>> Start
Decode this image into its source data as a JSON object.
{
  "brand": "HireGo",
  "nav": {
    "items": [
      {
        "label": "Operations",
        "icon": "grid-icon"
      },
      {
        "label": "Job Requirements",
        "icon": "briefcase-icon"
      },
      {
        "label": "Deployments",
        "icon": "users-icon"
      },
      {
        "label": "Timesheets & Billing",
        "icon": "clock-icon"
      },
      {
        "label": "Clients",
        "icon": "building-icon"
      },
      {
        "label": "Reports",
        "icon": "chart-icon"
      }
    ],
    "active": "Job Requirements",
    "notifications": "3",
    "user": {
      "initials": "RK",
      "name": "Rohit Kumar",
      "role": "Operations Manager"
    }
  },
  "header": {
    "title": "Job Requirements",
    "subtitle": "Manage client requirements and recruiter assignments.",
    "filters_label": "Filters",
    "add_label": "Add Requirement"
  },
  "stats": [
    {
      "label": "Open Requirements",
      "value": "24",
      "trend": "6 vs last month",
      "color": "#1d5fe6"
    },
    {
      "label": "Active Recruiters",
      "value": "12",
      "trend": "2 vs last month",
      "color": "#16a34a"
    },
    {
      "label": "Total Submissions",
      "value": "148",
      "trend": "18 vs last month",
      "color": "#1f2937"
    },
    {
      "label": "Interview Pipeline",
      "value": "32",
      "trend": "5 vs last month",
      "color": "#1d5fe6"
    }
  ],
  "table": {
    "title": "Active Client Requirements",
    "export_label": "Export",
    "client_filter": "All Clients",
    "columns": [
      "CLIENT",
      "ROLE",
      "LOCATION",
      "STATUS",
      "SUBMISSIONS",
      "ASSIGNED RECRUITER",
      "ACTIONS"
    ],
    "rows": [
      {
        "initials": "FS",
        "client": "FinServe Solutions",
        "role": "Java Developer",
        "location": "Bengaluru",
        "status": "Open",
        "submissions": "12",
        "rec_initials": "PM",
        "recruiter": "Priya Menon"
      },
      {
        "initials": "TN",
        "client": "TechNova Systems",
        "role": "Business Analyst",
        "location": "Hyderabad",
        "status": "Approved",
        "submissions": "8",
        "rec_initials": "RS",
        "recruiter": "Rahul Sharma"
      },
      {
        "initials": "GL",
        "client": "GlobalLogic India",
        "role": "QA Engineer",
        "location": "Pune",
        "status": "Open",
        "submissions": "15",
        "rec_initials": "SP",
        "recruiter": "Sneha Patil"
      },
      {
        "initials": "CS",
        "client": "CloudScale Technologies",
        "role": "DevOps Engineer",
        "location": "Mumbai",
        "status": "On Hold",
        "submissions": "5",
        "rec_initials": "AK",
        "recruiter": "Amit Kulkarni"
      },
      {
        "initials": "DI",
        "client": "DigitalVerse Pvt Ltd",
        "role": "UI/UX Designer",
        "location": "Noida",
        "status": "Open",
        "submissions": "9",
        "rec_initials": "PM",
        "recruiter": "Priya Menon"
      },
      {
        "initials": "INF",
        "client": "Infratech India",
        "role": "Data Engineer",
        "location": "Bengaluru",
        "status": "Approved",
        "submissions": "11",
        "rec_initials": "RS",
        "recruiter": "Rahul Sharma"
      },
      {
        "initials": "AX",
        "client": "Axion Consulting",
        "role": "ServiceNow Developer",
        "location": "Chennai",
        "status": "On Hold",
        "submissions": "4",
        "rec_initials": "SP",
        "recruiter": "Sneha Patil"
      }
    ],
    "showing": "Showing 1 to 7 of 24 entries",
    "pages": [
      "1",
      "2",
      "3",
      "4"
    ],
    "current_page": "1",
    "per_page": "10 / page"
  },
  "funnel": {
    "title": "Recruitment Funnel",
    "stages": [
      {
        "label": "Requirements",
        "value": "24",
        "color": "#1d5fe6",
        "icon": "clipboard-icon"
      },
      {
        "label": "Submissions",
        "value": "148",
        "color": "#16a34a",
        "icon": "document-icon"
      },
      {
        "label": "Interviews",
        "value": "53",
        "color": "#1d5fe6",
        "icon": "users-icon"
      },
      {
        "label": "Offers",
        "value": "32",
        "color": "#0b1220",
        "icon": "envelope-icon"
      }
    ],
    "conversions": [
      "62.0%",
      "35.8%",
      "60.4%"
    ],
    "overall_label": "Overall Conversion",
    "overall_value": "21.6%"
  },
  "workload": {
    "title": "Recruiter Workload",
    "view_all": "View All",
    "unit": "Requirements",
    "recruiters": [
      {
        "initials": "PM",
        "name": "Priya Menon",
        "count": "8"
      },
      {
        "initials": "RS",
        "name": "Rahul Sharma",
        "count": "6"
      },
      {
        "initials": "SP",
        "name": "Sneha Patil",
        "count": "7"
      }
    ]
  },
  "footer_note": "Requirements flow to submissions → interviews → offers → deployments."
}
>> End
• _Aim of the exercise_
Write out the whole listing exactly.

• _Exercise result_
Decode this image into its source data as a JSON object.
{
  "brand": "HireGo",
  "nav": {
    "items": [
      {
        "label": "Operations",
        "icon": "grid-icon"
      },
      {
        "label": "Job Requirements",
        "icon": "briefcase-icon"
      },
      {
        "label": "Deployments",
        "icon": "users-icon"
      },
      {
        "label": "Timesheets & Billing",
        "icon": "clock-icon"
      },
      {
        "label": "Clients",
        "icon": "building-icon"
      },
      {
        "label": "Reports",
        "icon": "chart-icon"
      }
    ],
    "active": "Job Requirements",
    "notifications": "3",
    "user": {
      "initials": "RK",
      "name": "Rohit Kumar",
      "role": "Operations Manager"
    }
  },
  "header": {
    "title": "Job Requirements",
    "subtitle": "Manage client requirements and recruiter assignments.",
    "filters_label": "Filters",
    "add_label": "Add Requirement"
  },
  "stats": [
    {
      "label": "Open Requirements",
      "value": "24",
      "trend": "6 vs last month",
      "color": "#1d5fe6"
    },
    {
      "label": "Active Recruiters",
      "value": "12",
      "trend": "2 vs last month",
      "color": "#16a34a"
    },
    {
      "label": "Total Submissions",
      "value": "148",
      "trend": "18 vs last month",
      "color": "#1f2937"
    },
    {
      "label": "Interview Pipeline",
      "value": "32",
      "trend": "5 vs last month",
      "color": "#1d5fe6"
    }
  ],
  "table": {
    "title": "Active Client Requirements",
    "export_label": "Export",
    "client_filter": "All Clients",
    "columns": [
      "CLIENT",
      "ROLE",
      "LOCATION",
      "STATUS",
      "SUBMISSIONS",
      "ASSIGNED RECRUITER",
      "ACTIONS"
    ],
    "rows": [
      {
        "initials": "FS",
        "client": "FinServe Solutions",
        "role": "Java Developer",
        "location": "Bengaluru",
        "status": "Open",
        "submissions": "12",
        "rec_initials": "PM",
        "recruiter": "Priya Menon"
      },
      {
        "initials": "TN",
        "client": "TechNova Systems",
        "role": "Business Analyst",
        "location": "Hyderabad",
        "status": "Approved",
        "submissions": "8",
        "rec_initials": "RS",
        "recruiter": "Rahul Sharma"
      },
      {
        "initials": "GL",
        "client": "GlobalLogic India",
        "role": "QA Engineer",
        "location": "Pune",
        "status": "Open",
        "submissions": "15",
        "rec_initials": "SP",
        "recruiter": "Sneha Patil"
      },
      {
        "initials": "CS",
        "client": "CloudScale Technologies",
        "role": "DevOps Engineer",
        "location": "Mumbai",
        "status": "On Hold",
        "submissions": "5",
        "rec_initials": "AK",
        "recruiter": "Amit Kulkarni"
      },
      {
        "initials": "DI",
        "client": "DigitalVerse Pvt Ltd",
        "role": "UI/UX Designer",
        "location": "Noida",
        "status": "Open",
        "submissions": "9",
        "rec_initials": "PM",
        "recruiter": "Priya Menon"
      },
      {
        "initials": "INF",
        "client": "Infratech India",
        "role": "Data Engineer",
        "location": "Bengaluru",
        "status": "Approved",
        "submissions": "11",
        "rec_initials": "RS",
        "recruiter": "Rahul Sharma"
      },
      {
        "initials": "AX",
        "client": "Axion Consulting",
        "role": "ServiceNow Developer",
        "location": "Chennai",
        "status": "On Hold",
        "submissions": "4",
        "rec_initials": "SP",
        "recruiter": "Sneha Patil"
      }
    ],
    "showing": "Showing 1 to 7 of 24 entries",
    "pages": [
      "1",
      "2",
      "3",
      "4"
    ],
    "current_page": "1",
    "per_page": "10 / page"
  },
  "funnel": {
    "title": "Recruitment Funnel",
    "stages": [
      {
        "label": "Requirements",
        "value": "24",
        "color": "#1d5fe6",
        "icon": "clipboard-icon"
      },
      {
        "label": "Submissions",
        "value": "148",
        "color": "#16a34a",
        "icon": "document-icon"
      },
      {
        "label": "Interviews",
        "value": "53",
        "color": "#1d5fe6",
        "icon": "users-icon"
      },
      {
        "label": "Offers",
        "value": "32",
        "color": "#0b1220",
        "icon": "envelope-icon"
      }
    ],
    "conversions": [
      "62.0%",
      "35.8%",
      "60.4%"
    ],
    "overall_label": "Overall Conversion",
    "overall_value": "21.6%"
  },
  "workload": {
    "title": "Recruiter Workload",
    "view_all": "View All",
    "unit": "Requirements",
    "recruiters": [
      {
        "initials": "PM",
        "name": "Priya Menon",
        "count": "8"
      },
      {
        "initials": "RS",
        "name": "Rahul Sharma",
        "count": "6"
      },
      {
        "initials": "SP",
        "name": "Sneha Patil",
        "count": "7"
      }
    ]
  },
  "footer_note": "Requirements flow to submissions → interviews → offers → deployments."
}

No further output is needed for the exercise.